Repeat every record below exactly, but leave out any pictures.
* * * * * * * * *
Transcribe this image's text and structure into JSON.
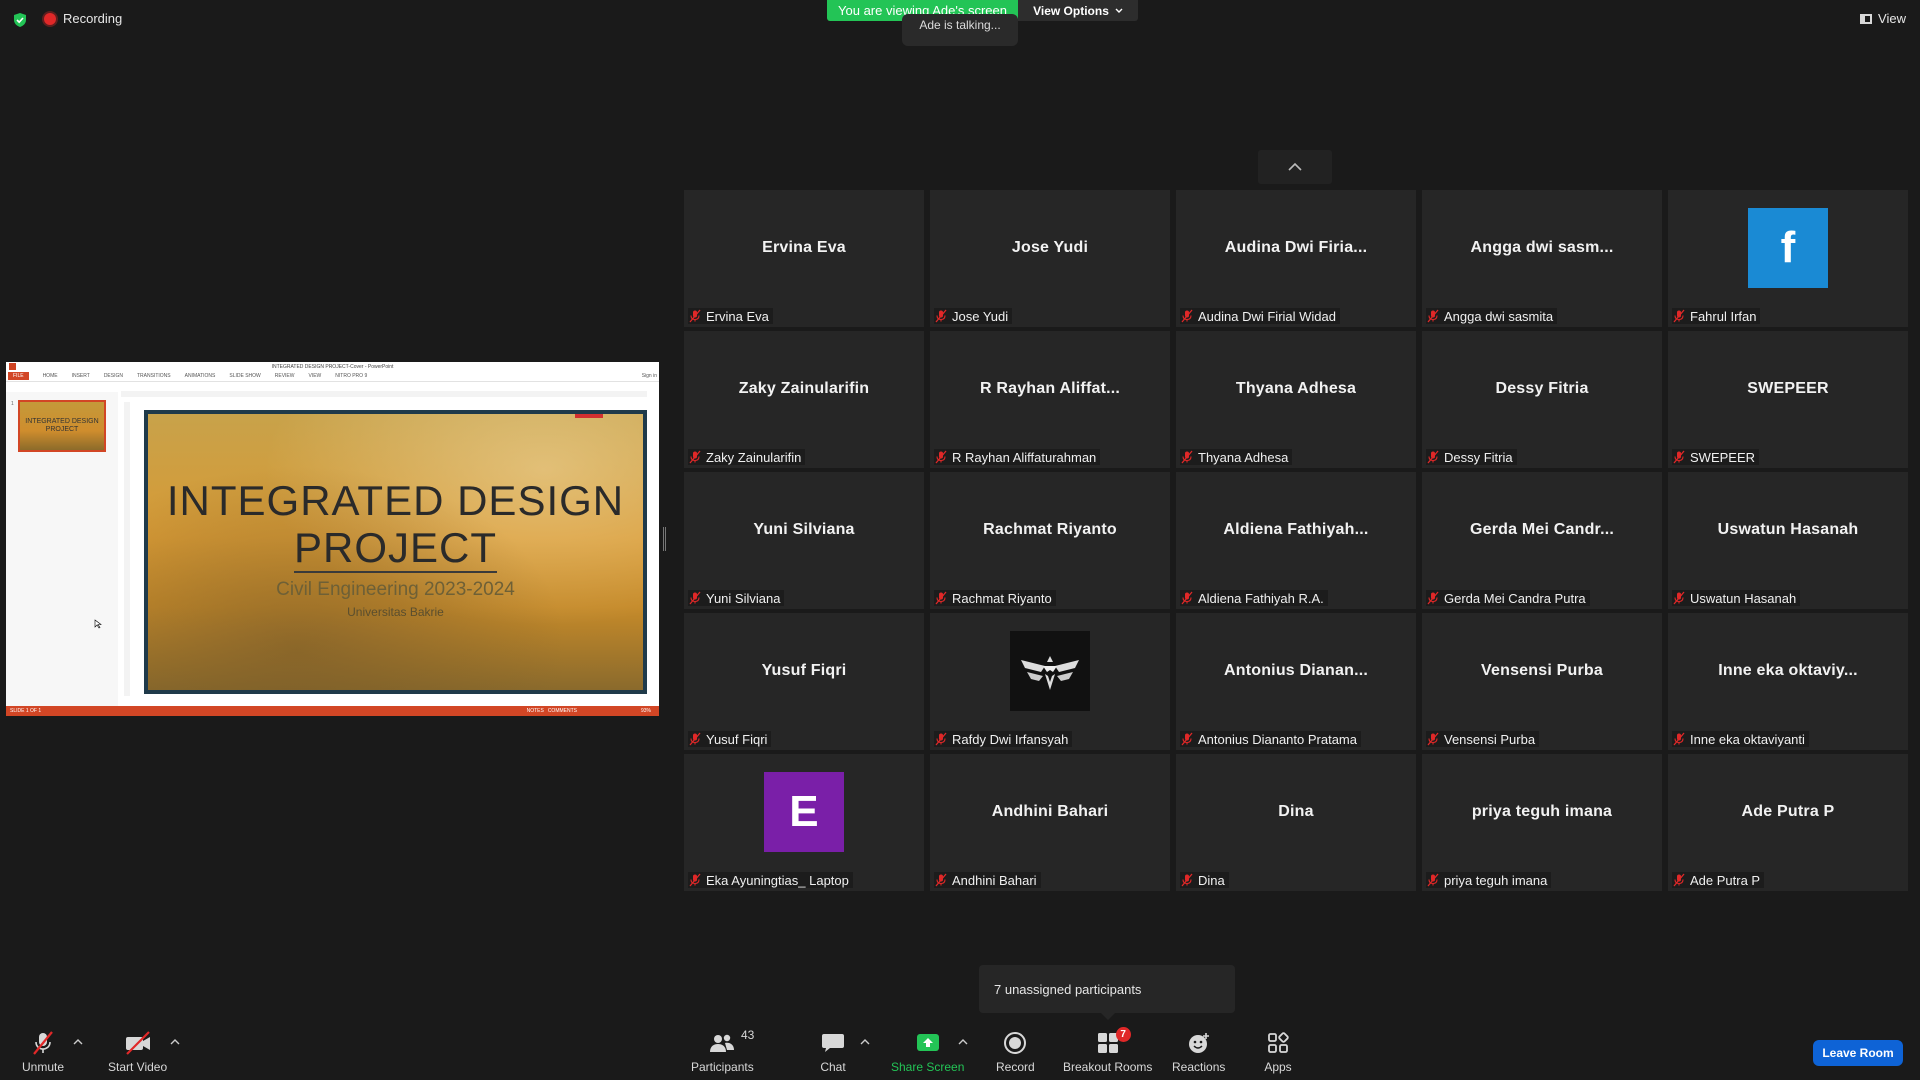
{
  "top": {
    "recording_label": "Recording",
    "viewing_banner": "You are viewing Ade's screen",
    "talking": "Ade is talking...",
    "view_options": "View Options",
    "view_label": "View"
  },
  "share": {
    "window_title": "INTEGRATED DESIGN PROJECT-Cover - PowerPoint",
    "ribbon_tabs": [
      "FILE",
      "HOME",
      "INSERT",
      "DESIGN",
      "TRANSITIONS",
      "ANIMATIONS",
      "SLIDE SHOW",
      "REVIEW",
      "VIEW",
      "NITRO PRO 9"
    ],
    "sign_in": "Sign in",
    "thumb_title": "INTEGRATED DESIGN PROJECT",
    "thumb_number": "1",
    "slide_title_line1": "INTEGRATED DESIGN",
    "slide_title_line2": "PROJECT",
    "slide_subtitle": "Civil Engineering 2023-2024",
    "slide_org": "Universitas Bakrie",
    "status_left": "SLIDE 1 OF 1",
    "status_notes": "NOTES",
    "status_comments": "COMMENTS",
    "zoom": "93%"
  },
  "gallery": {
    "tiles": [
      {
        "display": "Ervina Eva",
        "name": "Ervina Eva"
      },
      {
        "display": "Jose Yudi",
        "name": "Jose Yudi"
      },
      {
        "display": "Audina  Dwi  Firia...",
        "name": "Audina Dwi Firial Widad"
      },
      {
        "display": "Angga  dwi  sasm...",
        "name": "Angga dwi sasmita"
      },
      {
        "display": "",
        "name": "Fahrul Irfan",
        "avatar": "f",
        "avatar_color": "#1a8ad4"
      },
      {
        "display": "Zaky  Zainularifin",
        "name": "Zaky Zainularifin"
      },
      {
        "display": "R  Rayhan  Aliffat...",
        "name": "R Rayhan Aliffaturahman"
      },
      {
        "display": "Thyana  Adhesa",
        "name": "Thyana Adhesa"
      },
      {
        "display": "Dessy  Fitria",
        "name": "Dessy Fitria"
      },
      {
        "display": "SWEPEER",
        "name": "SWEPEER"
      },
      {
        "display": "Yuni  Silviana",
        "name": "Yuni Silviana"
      },
      {
        "display": "Rachmat  Riyanto",
        "name": "Rachmat Riyanto"
      },
      {
        "display": "Aldiena  Fathiyah...",
        "name": "Aldiena Fathiyah R.A."
      },
      {
        "display": "Gerda  Mei  Candr...",
        "name": "Gerda Mei Candra Putra"
      },
      {
        "display": "Uswatun  Hasanah",
        "name": "Uswatun Hasanah"
      },
      {
        "display": "Yusuf  Fiqri",
        "name": "Yusuf Fiqri"
      },
      {
        "display": "",
        "name": "Rafdy Dwi Irfansyah",
        "avatar": "logo",
        "avatar_color": "#111111"
      },
      {
        "display": "Antonius  Dianan...",
        "name": "Antonius Diananto Pratama"
      },
      {
        "display": "Vensensi  Purba",
        "name": "Vensensi Purba"
      },
      {
        "display": "Inne  eka  oktaviy...",
        "name": "Inne eka oktaviyanti"
      },
      {
        "display": "",
        "name": "Eka Ayuningtias_ Laptop",
        "avatar": "E",
        "avatar_color": "#7a1fa8"
      },
      {
        "display": "Andhini  Bahari",
        "name": "Andhini Bahari"
      },
      {
        "display": "Dina",
        "name": "Dina"
      },
      {
        "display": "priya  teguh  imana",
        "name": "priya teguh imana"
      },
      {
        "display": "Ade  Putra  P",
        "name": "Ade Putra P"
      }
    ]
  },
  "unassigned": "7 unassigned participants",
  "toolbar": {
    "unmute": "Unmute",
    "start_video": "Start Video",
    "participants": "Participants",
    "participants_count": "43",
    "chat": "Chat",
    "share_screen": "Share Screen",
    "record": "Record",
    "breakout_rooms": "Breakout Rooms",
    "breakout_badge": "7",
    "reactions": "Reactions",
    "apps": "Apps",
    "leave": "Leave Room"
  },
  "colors": {
    "share_green": "#23c456",
    "leave_blue": "#0e63d6",
    "record_red": "#e02828",
    "mute_red": "#e02828"
  }
}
* * * * * * * * *
**Final answer**
Transcribe this image's text and structure into JSON.
{
  "top": {
    "recording_label": "Recording",
    "viewing_banner": "You are viewing Ade's screen",
    "talking": "Ade is talking...",
    "view_options": "View Options",
    "view_label": "View"
  },
  "share": {
    "window_title": "INTEGRATED DESIGN PROJECT-Cover - PowerPoint",
    "ribbon_tabs": [
      "FILE",
      "HOME",
      "INSERT",
      "DESIGN",
      "TRANSITIONS",
      "ANIMATIONS",
      "SLIDE SHOW",
      "REVIEW",
      "VIEW",
      "NITRO PRO 9"
    ],
    "sign_in": "Sign in",
    "thumb_title": "INTEGRATED DESIGN PROJECT",
    "thumb_number": "1",
    "slide_title_line1": "INTEGRATED DESIGN",
    "slide_title_line2": "PROJECT",
    "slide_subtitle": "Civil Engineering 2023-2024",
    "slide_org": "Universitas Bakrie",
    "status_left": "SLIDE 1 OF 1",
    "status_notes": "NOTES",
    "status_comments": "COMMENTS",
    "zoom": "93%"
  },
  "gallery": {
    "tiles": [
      {
        "display": "Ervina Eva",
        "name": "Ervina Eva"
      },
      {
        "display": "Jose Yudi",
        "name": "Jose Yudi"
      },
      {
        "display": "Audina  Dwi  Firia...",
        "name": "Audina Dwi Firial Widad"
      },
      {
        "display": "Angga  dwi  sasm...",
        "name": "Angga dwi sasmita"
      },
      {
        "display": "",
        "name": "Fahrul Irfan",
        "avatar": "f",
        "avatar_color": "#1a8ad4"
      },
      {
        "display": "Zaky  Zainularifin",
        "name": "Zaky Zainularifin"
      },
      {
        "display": "R  Rayhan  Aliffat...",
        "name": "R Rayhan Aliffaturahman"
      },
      {
        "display": "Thyana  Adhesa",
        "name": "Thyana Adhesa"
      },
      {
        "display": "Dessy  Fitria",
        "name": "Dessy Fitria"
      },
      {
        "display": "SWEPEER",
        "name": "SWEPEER"
      },
      {
        "display": "Yuni  Silviana",
        "name": "Yuni Silviana"
      },
      {
        "display": "Rachmat  Riyanto",
        "name": "Rachmat Riyanto"
      },
      {
        "display": "Aldiena  Fathiyah...",
        "name": "Aldiena Fathiyah R.A."
      },
      {
        "display": "Gerda  Mei  Candr...",
        "name": "Gerda Mei Candra Putra"
      },
      {
        "display": "Uswatun  Hasanah",
        "name": "Uswatun Hasanah"
      },
      {
        "display": "Yusuf  Fiqri",
        "name": "Yusuf Fiqri"
      },
      {
        "display": "",
        "name": "Rafdy Dwi Irfansyah",
        "avatar": "logo",
        "avatar_color": "#111111"
      },
      {
        "display": "Antonius  Dianan...",
        "name": "Antonius Diananto Pratama"
      },
      {
        "display": "Vensensi  Purba",
        "name": "Vensensi Purba"
      },
      {
        "display": "Inne  eka  oktaviy...",
        "name": "Inne eka oktaviyanti"
      },
      {
        "display": "",
        "name": "Eka Ayuningtias_ Laptop",
        "avatar": "E",
        "avatar_color": "#7a1fa8"
      },
      {
        "display": "Andhini  Bahari",
        "name": "Andhini Bahari"
      },
      {
        "display": "Dina",
        "name": "Dina"
      },
      {
        "display": "priya  teguh  imana",
        "name": "priya teguh imana"
      },
      {
        "display": "Ade  Putra  P",
        "name": "Ade Putra P"
      }
    ]
  },
  "unassigned": "7 unassigned participants",
  "toolbar": {
    "unmute": "Unmute",
    "start_video": "Start Video",
    "participants": "Participants",
    "participants_count": "43",
    "chat": "Chat",
    "share_screen": "Share Screen",
    "record": "Record",
    "breakout_rooms": "Breakout Rooms",
    "breakout_badge": "7",
    "reactions": "Reactions",
    "apps": "Apps",
    "leave": "Leave Room"
  },
  "colors": {
    "share_green": "#23c456",
    "leave_blue": "#0e63d6",
    "record_red": "#e02828",
    "mute_red": "#e02828"
  }
}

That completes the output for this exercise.